* [出題課題]:
[A] 書評の「のっけからかなり面白い、とい」から「ことがあるのです。(p46)」までを、「許可」を「承認」に置き換えて書き直してください。
[B] 『20歳のころに知っておきたかったこと』の書評を、最後の文の後から書き継いでください。

* [本文]:
----

ブログ紹介

フィリピン・バギオ市在住 ㈱TOYOTAのブログです。旅日記・書評・メモなどなんでも詰め込むnaotonoteの文字通りオンライン版。
現在は英語学校 PELTHで働いています。過去のフィリピン編の記事は、学校のブログに転載しています。

2011-06-15

『20歳のころに知っておきたかったこと』

旅にとって読書は欠かせない要素です。英語を勉強しにフィリピンに来ている僕が言うのもアレですが、海外にくると、なぜか無性に日本語の本が読みたくなってしまいます。今回は運良く、前から読みたいと思っていた本をルームメイトが持っていたので、借りて読んでみました。英語タイトルは、What I Wish I knew When I Was 20.関係代名詞と仮定法の良い勉強になる、絶好のタイトルです(笑)それにしても、実に半年ぶりの書評だ…。



のっけからかなり面白い、というか、モチベーションを奮いたたせてくれる本であることには気づきましたが、次の一文を見つけたときに、思わず身震いがしました。
そのうち、人間は二つのタイプに分かれることがわかってきました。自分のやりたいことを誰かに許可されるのを待っている人たちと、自分自身で許可する人たちです。自分自身の内面を見つめて、やりたいことを見つける人がいる一方で、外からの力で押されるのをじっと待っている人もいます。私の経験から言えば、誰かがチャンスをくれるのを待つのではなく、自分でつかみに行った方が良い面がたくさんあります。(p72)
僕は現在24歳。普通なら、入社2・3年目の働き盛りの会社員です。正直、世界放浪旅行に出発するにあたって、迷いが無かったわけではありません。日本に帰ったとき、無事社会に復帰できるだろうか。友達はまじめに働いている中で、自分だけこんな好き勝手をやっていていいのか。そもそも、この選択は果たして本当に正解なのだろうか。

…正直、いろんなことが、頭の中をよぎりました。

でも、「正解」なんてものはどこにも無いのです。自分に許可を与えるか、他人の許可を待つか、二つの選択肢があるだけです。自分は少なくとも、自分で自分に許可を与えて、いまここにいる。自分のやりたいことをやっている。それでいいじゃないか。それが正しい選択だったかどうかなんてのは、最後にふりかえれば、それで良い。

おそらく多くの人にとって、自分のやりたいことをする上で壁になるのが「他人の意見」でしょう。人は、特に日本人は、そう簡単に人の他人の意見を無視はできない。

有名な心理学者のB・F・スキナーは、かつてこう言いました。人間の行動はすべて、個人の欲求か、種の欲求か、社会全体のルールに適応したものになる、と。ただし、これらの3つのルールは、隅々に張りめぐらされています。ルールを決めるのは、政府や宗教団体、雇用主、学校、隣人、家族など。こうした社会組織がそれぞれはっきりしたルールを作るからこそ、個人の欲求を満たしたり、種の欲求に駆り立てられたりして、ルールを破りたくなることがあるのです。(p46)

----

(レイアウト注釈の記録)
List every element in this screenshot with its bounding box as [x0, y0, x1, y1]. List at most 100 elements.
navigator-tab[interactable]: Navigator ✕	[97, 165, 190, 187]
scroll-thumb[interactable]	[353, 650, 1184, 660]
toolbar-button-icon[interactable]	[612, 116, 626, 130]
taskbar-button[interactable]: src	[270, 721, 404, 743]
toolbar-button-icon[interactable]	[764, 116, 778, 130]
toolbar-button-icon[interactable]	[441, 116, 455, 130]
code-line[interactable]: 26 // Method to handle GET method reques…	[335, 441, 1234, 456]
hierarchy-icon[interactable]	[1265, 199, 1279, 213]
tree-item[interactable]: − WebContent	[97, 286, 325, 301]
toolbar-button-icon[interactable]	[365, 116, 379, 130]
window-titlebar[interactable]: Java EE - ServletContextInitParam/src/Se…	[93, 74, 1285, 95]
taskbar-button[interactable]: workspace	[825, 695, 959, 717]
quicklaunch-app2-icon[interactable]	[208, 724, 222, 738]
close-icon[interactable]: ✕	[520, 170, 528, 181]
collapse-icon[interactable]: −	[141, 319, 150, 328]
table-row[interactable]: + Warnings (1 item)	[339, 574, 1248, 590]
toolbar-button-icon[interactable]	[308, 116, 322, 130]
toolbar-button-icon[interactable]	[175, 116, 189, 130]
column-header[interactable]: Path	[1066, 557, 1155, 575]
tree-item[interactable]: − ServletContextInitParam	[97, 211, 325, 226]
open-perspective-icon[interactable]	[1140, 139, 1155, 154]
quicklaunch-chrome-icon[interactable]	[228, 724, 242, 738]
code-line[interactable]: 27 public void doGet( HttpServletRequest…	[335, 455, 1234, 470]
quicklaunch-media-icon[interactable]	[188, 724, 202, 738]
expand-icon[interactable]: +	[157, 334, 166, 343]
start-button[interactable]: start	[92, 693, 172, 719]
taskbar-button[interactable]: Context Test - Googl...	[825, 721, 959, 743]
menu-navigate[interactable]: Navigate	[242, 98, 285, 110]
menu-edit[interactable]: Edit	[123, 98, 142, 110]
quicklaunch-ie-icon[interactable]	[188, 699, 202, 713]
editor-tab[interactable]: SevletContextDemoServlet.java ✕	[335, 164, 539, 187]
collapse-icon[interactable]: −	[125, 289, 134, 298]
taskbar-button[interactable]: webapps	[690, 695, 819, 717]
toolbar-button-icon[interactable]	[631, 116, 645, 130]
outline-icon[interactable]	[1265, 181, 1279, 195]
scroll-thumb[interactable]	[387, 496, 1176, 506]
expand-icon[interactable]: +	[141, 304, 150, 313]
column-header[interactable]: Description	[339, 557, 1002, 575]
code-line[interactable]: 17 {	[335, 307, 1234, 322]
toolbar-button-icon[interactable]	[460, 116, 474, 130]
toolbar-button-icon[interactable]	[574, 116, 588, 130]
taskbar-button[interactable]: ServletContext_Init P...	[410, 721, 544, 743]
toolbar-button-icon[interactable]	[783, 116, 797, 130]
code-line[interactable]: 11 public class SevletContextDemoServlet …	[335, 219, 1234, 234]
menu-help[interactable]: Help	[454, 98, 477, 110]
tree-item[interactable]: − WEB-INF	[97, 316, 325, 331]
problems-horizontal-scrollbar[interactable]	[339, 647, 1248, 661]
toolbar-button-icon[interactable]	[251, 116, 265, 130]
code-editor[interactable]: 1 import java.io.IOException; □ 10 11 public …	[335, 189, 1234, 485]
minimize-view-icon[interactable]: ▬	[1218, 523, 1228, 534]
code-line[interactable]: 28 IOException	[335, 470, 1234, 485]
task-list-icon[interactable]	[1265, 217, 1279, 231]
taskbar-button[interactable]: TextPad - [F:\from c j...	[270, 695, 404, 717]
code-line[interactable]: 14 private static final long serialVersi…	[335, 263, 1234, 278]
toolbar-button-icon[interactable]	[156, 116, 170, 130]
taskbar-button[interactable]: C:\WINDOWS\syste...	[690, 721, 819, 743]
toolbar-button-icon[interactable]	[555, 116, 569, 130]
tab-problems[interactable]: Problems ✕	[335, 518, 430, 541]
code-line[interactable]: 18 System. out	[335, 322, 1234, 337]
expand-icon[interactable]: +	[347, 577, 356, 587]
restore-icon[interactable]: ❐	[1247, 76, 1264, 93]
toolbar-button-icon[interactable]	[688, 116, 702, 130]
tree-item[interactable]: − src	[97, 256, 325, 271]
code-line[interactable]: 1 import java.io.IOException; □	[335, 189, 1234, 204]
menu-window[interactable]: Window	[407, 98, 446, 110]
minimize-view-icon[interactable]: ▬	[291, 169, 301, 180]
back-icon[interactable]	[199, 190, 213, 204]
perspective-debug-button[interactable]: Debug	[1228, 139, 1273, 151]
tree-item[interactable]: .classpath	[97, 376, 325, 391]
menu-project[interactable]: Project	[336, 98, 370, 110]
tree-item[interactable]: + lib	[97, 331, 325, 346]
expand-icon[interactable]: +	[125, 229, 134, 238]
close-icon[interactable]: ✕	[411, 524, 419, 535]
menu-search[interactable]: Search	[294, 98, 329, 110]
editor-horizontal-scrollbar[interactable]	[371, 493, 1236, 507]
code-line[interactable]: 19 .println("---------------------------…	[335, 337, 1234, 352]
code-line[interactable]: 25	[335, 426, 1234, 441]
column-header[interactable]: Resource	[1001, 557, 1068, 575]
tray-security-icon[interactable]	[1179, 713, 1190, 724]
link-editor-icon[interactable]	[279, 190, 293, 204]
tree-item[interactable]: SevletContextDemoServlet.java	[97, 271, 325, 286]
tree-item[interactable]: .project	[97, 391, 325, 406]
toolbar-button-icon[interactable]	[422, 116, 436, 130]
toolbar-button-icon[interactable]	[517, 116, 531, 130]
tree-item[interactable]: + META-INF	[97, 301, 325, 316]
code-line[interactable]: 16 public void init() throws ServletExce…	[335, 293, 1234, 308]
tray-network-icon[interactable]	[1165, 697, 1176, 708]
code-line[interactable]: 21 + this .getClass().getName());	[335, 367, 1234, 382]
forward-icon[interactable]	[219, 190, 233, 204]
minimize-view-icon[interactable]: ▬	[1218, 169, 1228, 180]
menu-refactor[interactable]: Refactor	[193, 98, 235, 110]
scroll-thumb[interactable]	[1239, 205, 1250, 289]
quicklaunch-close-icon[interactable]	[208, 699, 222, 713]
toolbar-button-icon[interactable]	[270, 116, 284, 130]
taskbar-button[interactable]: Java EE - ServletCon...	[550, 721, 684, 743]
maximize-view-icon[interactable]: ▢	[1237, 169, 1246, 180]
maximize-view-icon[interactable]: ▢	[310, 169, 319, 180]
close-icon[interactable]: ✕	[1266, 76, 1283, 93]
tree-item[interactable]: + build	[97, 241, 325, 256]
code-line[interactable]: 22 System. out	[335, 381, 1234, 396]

----

* [課題別解答]:
[A]
のっけからかなり面白い、というか、モチベーションを奮いたたせてくれる本であることには気づきましたが、次の一文を見つけたときに、思わず身震いがしました。
そのうち、人間は二つのタイプに分かれることがわかってきました。自分のやりたいことを誰かに承認されるのを待っている人たちと、自分自身で承認する人たちです。自分自身の内面を見つめて、やりたいことを見つける人がいる一方で、外からの力で押されるのをじっと待っている人もいます。私の経験から言えば、誰かがチャンスをくれるのを待つのではなく、自分でつかみに行った方が良い面がたくさんあります。(p72)
僕は現在24歳。普通なら、入社2・3年目の働き盛りの会社員です。正直、世界放浪旅行に出発するにあたって、迷いが無かったわけではありません。日本に帰ったとき、無事社会に復帰できるだろうか。友達はまじめに働いている中で、自分だけこんな好き勝手をやっていていいのか。そもそも、この選択は果たして本当に正解なのだろうか。

…正直、いろんなことが、頭の中をよぎりました。

でも、「正解」なんてものはどこにも無いのです。自分に承認を与えるか、他人の承認を待つか、二つの選択肢があるだけです。自分は少なくとも、自分で自分に承認を与えて、いまここにいる。自分のやりたいことをやっている。それでいいじゃないか。それが正しい選択だったかどうかなんてのは、最後にふりかえれば、それで良い。

おそらく多くの人にとって、自分のやりたいことをする上で壁になるのが「他人の意見」でしょう。人は、特に日本人は、そう簡単に人の他人の意見を無視はできない。

有名な心理学者のB・F・スキナーは、かつてこう言いました。人間の行動はすべて、個人の欲求か、種の欲求か、社会全体のルールに適応したものになる、と。ただし、これらの3つのルールは、隅々に張りめぐらされています。ルールを決めるのは、政府や宗教団体、雇用主、学校、隣人、家族など。こうした社会組織がそれぞれはっきりしたルールを作るからこそ、個人の欲求を満たしたり、種の欲求に駆り立てられたりして、ルールを破りたくなることがあるのです。(p46)

[B]
著者のティナ・シーリグは、B・F・スキナーの言葉を借りて「他人の意見」のことを「社会全体のルール」と表現しています。この「社会全体のルール」は、特に日本社会においては、破るのはそう簡単ではありません。それを破った果てに待っているのは、いわゆる「村八分」だったり、「いじめ」だったりするわけです。そういうものが待ち構えているからこそ、他人の意見を無視して、自分が本当にやりたいことをやるには、それなりの精神力が必要とされる。でも、そんなタフな精神で「いいから早いとこ、自分に許可を与えてしまいなさい!」と、ティナ・シーリグは声を大にして叫んでいるわけです。
最後の「第10章 実験的な作品」では、彼女は出だしからこう言い切っています。

種明かしをすると、これまでの章のタイトルはすべて、「あなた自身に許可を与える」としてもよかったのです。わたしが伝えたかったのは、常識を疑う許可世の中を新鮮な目で見る許可実験する許可失敗する許可自分自身で進路を描く許可、そして、自分自身の限界を試す許可を、あなた自身に与えてください、ということなのですから。じつはこれこそ、わたしが20歳のとき、あるいは30、40のときに知っておきたかったことであり、50歳のいまも、たえず思い出さなくてはいけないことなのです。(p206)

20代のうちにこういう言葉に出会えてよかった。長い旅の出だしから、こういう言葉と出会えてよかった。本当に、そう思います。この学校には、昔の僕みたいに、自分のやりたいことや夢のために休学してこっちに来ている学生がたくさんいます。彼らは非常にモチベーションが高く、僕にとってもとても刺激になるのですが、もしまだこの本を読んだことがないのなら、是非とも早いうちに読んでおいた方が良い。きっと何か得られるものがあるはずです。読みたくなったら、Garden Villaの503にいつでもおいで。俺の本じゃないけど、たぶんArataは快く貸してくれるはず(笑)

こういうことを考えていると、どうしても思い出してしまうのが、アップルの創業者スティーブ・ジョブズがスタンフォード大学の卒業式で行った、あの伝説のスピーチです。
D
このスピーチに初めて出会ったのは、3年前のことでした。当時も、そして今もなおですが、僕はこの力強い言葉をきけばいつも、目頭が熱くなるのを抑えきれません。

自分の一番好きな部分を自分なりに訳して、今日の記事を締めくくりたいと思います。いわゆる「超訳」なので、かなり自分の都合のいいように解釈した上で訳しています。語順とか単語への忠実さとか、もうめちゃんこに無視してます。あまりにも有名なスピーチなので、探せばもっと良い訳はたくさんあるはずですから、英文法にそった正確な訳文がほしい方は、そちらをあたってみてください。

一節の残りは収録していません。